[EXERCISE DIRECTIONS]: Could you repeat the records below exactly, leaving out any pictures?

[ENTRIES SUPPLIED]:
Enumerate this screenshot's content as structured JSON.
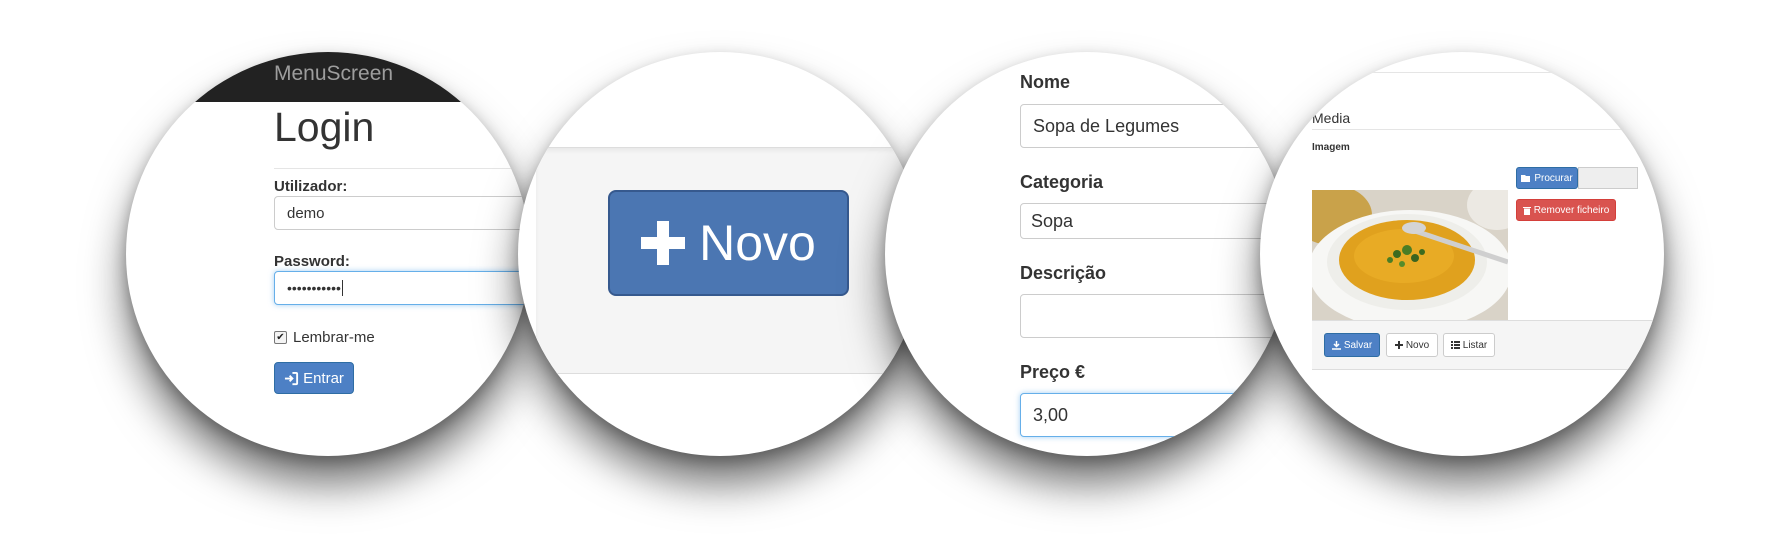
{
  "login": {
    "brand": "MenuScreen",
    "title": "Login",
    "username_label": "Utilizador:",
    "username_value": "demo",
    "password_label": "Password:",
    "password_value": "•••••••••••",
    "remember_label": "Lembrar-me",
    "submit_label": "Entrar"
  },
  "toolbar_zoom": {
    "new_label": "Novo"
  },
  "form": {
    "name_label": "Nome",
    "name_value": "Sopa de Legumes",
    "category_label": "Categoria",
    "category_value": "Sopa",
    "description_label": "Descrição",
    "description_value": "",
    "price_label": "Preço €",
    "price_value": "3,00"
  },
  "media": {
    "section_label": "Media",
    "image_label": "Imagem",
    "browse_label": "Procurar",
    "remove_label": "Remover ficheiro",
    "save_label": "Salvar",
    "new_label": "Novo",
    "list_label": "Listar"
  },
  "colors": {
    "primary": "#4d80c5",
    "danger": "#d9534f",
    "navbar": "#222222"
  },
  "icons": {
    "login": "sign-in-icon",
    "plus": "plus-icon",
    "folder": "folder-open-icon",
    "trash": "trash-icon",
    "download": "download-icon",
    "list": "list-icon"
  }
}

[WORKED ANSWER]:
Enumerate this screenshot's content as structured JSON.
{
  "login": {
    "brand": "MenuScreen",
    "title": "Login",
    "username_label": "Utilizador:",
    "username_value": "demo",
    "password_label": "Password:",
    "password_value": "•••••••••••",
    "remember_label": "Lembrar-me",
    "submit_label": "Entrar"
  },
  "toolbar_zoom": {
    "new_label": "Novo"
  },
  "form": {
    "name_label": "Nome",
    "name_value": "Sopa de Legumes",
    "category_label": "Categoria",
    "category_value": "Sopa",
    "description_label": "Descrição",
    "description_value": "",
    "price_label": "Preço €",
    "price_value": "3,00"
  },
  "media": {
    "section_label": "Media",
    "image_label": "Imagem",
    "browse_label": "Procurar",
    "remove_label": "Remover ficheiro",
    "save_label": "Salvar",
    "new_label": "Novo",
    "list_label": "Listar"
  },
  "colors": {
    "primary": "#4d80c5",
    "danger": "#d9534f",
    "navbar": "#222222"
  },
  "icons": {
    "login": "sign-in-icon",
    "plus": "plus-icon",
    "folder": "folder-open-icon",
    "trash": "trash-icon",
    "download": "download-icon",
    "list": "list-icon"
  }
}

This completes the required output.